INPUT DATA:
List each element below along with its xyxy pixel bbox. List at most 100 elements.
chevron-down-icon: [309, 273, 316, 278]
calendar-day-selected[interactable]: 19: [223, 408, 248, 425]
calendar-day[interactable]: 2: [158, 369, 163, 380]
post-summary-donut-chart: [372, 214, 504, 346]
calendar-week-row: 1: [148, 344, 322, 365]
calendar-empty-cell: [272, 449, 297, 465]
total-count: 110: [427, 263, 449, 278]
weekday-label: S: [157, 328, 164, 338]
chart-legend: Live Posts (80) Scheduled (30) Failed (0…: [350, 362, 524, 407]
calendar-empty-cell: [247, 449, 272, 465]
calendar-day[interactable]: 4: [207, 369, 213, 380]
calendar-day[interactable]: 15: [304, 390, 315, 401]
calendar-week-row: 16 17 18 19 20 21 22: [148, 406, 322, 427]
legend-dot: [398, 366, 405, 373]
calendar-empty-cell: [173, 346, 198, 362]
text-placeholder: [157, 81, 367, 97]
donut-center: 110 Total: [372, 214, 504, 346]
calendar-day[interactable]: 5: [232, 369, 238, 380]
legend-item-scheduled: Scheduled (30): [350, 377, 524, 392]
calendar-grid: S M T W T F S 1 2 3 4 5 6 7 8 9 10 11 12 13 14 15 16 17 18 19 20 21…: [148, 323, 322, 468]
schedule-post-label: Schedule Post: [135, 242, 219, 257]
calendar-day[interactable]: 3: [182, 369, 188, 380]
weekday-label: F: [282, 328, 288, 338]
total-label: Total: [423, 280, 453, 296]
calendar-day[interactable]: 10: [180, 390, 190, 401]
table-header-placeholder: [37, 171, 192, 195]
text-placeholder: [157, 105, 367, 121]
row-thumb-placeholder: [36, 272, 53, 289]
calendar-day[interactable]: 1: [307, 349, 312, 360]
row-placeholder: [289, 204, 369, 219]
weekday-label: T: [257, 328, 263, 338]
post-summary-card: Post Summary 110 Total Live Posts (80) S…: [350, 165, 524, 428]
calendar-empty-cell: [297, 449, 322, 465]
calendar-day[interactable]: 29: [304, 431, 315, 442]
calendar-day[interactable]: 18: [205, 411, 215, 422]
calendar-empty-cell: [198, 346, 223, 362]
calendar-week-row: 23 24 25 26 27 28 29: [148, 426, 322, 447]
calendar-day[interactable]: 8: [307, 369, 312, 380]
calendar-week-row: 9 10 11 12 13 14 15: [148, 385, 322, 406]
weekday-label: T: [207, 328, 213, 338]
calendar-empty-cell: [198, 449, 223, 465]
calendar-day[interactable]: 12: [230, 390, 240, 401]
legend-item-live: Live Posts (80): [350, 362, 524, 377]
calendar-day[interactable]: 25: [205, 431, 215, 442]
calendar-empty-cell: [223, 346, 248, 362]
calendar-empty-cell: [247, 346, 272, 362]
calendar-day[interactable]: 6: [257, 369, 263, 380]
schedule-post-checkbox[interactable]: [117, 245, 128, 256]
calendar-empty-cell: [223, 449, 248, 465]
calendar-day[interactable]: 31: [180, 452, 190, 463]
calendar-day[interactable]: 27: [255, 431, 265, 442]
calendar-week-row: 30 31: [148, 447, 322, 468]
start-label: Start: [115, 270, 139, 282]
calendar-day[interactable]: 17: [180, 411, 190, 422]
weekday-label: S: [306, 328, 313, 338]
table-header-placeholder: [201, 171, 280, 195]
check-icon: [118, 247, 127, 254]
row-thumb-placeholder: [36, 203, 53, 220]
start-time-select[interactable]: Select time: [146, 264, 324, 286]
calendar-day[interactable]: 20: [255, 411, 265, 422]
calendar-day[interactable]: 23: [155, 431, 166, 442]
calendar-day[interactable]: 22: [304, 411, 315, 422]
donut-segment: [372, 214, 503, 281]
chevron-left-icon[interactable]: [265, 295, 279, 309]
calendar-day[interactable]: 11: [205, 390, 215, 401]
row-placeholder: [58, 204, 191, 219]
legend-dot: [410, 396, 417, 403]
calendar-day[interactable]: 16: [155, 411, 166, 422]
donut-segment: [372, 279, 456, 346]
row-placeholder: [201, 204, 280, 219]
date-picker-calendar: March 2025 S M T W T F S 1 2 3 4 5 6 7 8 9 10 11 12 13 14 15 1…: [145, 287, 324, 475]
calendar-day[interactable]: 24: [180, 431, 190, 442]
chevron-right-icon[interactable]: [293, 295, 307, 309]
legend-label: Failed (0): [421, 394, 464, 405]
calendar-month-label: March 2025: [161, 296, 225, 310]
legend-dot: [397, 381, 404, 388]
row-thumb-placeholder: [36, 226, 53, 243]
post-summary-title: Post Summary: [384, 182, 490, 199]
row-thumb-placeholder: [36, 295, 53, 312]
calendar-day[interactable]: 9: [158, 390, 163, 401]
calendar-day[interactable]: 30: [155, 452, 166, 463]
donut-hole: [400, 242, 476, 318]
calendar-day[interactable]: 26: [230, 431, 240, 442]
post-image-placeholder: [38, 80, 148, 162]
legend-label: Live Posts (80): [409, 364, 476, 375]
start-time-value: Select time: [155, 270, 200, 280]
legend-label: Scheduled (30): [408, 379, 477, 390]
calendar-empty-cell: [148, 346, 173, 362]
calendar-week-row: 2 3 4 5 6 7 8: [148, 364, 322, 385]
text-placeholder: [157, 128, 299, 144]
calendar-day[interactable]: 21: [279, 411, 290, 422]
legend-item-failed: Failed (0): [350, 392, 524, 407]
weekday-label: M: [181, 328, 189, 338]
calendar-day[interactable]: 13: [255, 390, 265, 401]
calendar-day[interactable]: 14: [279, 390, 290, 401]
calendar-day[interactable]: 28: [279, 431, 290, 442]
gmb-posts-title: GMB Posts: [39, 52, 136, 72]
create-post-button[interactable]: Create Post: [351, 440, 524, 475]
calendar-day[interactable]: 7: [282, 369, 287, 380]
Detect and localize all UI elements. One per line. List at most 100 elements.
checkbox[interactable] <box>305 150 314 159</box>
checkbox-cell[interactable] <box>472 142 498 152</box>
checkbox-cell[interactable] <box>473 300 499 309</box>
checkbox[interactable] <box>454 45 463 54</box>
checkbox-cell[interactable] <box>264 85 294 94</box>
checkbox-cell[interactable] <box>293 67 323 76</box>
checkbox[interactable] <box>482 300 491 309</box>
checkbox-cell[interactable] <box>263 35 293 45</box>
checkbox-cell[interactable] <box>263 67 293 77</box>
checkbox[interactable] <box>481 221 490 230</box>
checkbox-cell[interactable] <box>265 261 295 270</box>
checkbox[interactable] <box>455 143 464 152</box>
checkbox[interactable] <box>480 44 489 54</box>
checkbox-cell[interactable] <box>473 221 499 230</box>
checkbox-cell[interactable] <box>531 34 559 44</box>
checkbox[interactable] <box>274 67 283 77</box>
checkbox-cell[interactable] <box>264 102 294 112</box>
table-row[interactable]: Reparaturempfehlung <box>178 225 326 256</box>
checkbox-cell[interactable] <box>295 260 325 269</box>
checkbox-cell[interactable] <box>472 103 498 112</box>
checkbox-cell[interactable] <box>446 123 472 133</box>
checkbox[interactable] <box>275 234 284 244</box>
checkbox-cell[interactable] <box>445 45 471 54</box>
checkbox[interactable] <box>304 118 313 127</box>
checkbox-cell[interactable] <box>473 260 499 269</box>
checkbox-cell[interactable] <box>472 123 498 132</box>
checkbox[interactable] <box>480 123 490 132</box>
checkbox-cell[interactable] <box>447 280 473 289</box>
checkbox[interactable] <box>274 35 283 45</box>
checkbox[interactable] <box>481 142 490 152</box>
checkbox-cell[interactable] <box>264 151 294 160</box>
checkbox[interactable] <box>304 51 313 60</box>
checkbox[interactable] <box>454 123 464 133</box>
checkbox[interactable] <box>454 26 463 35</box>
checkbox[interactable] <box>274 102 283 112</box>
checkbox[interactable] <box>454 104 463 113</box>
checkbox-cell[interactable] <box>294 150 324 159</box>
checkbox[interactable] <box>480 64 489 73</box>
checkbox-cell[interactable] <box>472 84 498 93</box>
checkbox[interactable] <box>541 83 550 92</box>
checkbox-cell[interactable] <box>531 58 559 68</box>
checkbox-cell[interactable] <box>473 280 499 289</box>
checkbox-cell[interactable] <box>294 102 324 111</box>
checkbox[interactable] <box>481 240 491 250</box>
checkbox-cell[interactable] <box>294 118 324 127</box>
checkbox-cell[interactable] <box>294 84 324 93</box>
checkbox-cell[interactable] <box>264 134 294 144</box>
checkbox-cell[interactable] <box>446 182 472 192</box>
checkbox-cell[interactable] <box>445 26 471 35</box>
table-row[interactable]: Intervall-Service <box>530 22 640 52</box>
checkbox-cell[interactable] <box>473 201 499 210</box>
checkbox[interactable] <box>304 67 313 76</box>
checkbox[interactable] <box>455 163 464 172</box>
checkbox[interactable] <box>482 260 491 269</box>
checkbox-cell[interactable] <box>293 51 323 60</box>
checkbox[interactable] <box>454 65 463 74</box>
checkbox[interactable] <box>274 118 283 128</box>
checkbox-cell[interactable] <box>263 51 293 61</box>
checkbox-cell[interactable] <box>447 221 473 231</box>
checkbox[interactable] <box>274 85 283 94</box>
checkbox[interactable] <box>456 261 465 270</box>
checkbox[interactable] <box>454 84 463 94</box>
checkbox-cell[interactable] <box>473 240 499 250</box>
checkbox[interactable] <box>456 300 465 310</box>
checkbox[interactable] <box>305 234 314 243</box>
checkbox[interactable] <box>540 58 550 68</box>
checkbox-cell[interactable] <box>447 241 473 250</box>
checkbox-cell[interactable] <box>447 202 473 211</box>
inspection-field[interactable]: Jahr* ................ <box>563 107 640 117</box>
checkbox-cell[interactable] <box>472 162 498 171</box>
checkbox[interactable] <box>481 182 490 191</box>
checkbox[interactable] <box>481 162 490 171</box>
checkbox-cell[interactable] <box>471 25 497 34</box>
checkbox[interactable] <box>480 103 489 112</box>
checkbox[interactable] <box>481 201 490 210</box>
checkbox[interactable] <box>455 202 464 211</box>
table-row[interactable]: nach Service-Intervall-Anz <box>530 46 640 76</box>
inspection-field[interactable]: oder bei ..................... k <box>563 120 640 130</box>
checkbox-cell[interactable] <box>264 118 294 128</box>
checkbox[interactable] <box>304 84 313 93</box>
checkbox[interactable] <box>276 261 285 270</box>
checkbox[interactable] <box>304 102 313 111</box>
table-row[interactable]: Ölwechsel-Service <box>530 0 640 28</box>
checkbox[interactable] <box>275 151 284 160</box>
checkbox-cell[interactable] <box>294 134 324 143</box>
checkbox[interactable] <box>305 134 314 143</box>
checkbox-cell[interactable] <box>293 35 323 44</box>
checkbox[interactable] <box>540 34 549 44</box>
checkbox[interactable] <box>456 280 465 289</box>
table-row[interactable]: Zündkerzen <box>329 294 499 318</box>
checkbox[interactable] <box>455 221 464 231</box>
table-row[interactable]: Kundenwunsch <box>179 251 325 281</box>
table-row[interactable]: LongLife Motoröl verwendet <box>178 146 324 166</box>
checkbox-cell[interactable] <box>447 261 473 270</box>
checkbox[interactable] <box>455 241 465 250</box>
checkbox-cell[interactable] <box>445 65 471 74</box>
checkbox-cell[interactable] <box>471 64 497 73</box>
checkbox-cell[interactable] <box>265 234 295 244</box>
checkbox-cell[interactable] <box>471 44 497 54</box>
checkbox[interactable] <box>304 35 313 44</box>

REQUIREMENT:
Please quote the listing above word for word, starting at its first line and ending at the line that contains "calendar-day[interactable]: 12: [230, 390, 240, 401]", with both of those lines included.

RESPONSE FOR THIS EXERCISE:
List each element below along with its xyxy pixel bbox. List at most 100 elements.
chevron-down-icon: [309, 273, 316, 278]
calendar-day-selected[interactable]: 19: [223, 408, 248, 425]
calendar-day[interactable]: 2: [158, 369, 163, 380]
post-summary-donut-chart: [372, 214, 504, 346]
calendar-week-row: 1: [148, 344, 322, 365]
calendar-empty-cell: [272, 449, 297, 465]
total-count: 110: [427, 263, 449, 278]
weekday-label: S: [157, 328, 164, 338]
chart-legend: Live Posts (80) Scheduled (30) Failed (0…: [350, 362, 524, 407]
calendar-empty-cell: [247, 449, 272, 465]
calendar-day[interactable]: 4: [207, 369, 213, 380]
calendar-day[interactable]: 15: [304, 390, 315, 401]
calendar-week-row: 16 17 18 19 20 21 22: [148, 406, 322, 427]
legend-dot: [398, 366, 405, 373]
calendar-empty-cell: [173, 346, 198, 362]
text-placeholder: [157, 81, 367, 97]
donut-center: 110 Total: [372, 214, 504, 346]
calendar-day[interactable]: 5: [232, 369, 238, 380]
legend-item-scheduled: Scheduled (30): [350, 377, 524, 392]
calendar-grid: S M T W T F S 1 2 3 4 5 6 7 8 9 10 11 12 13 14 15 16 17 18 19 20 21…: [148, 323, 322, 468]
schedule-post-label: Schedule Post: [135, 242, 219, 257]
calendar-day[interactable]: 3: [182, 369, 188, 380]
weekday-label: F: [282, 328, 288, 338]
total-label: Total: [423, 280, 453, 296]
calendar-day[interactable]: 10: [180, 390, 190, 401]
table-header-placeholder: [37, 171, 192, 195]
text-placeholder: [157, 105, 367, 121]
row-thumb-placeholder: [36, 272, 53, 289]
calendar-day[interactable]: 1: [307, 349, 312, 360]
row-placeholder: [289, 204, 369, 219]
weekday-label: T: [257, 328, 263, 338]
post-summary-card: Post Summary 110 Total Live Posts (80) S…: [350, 165, 524, 428]
calendar-empty-cell: [297, 449, 322, 465]
calendar-day[interactable]: 29: [304, 431, 315, 442]
calendar-day[interactable]: 18: [205, 411, 215, 422]
calendar-empty-cell: [198, 346, 223, 362]
calendar-week-row: 23 24 25 26 27 28 29: [148, 426, 322, 447]
calendar-day[interactable]: 8: [307, 369, 312, 380]
calendar-week-row: 9 10 11 12 13 14 15: [148, 385, 322, 406]
weekday-label: T: [207, 328, 213, 338]
calendar-empty-cell: [198, 449, 223, 465]
calendar-day[interactable]: 12: [230, 390, 240, 401]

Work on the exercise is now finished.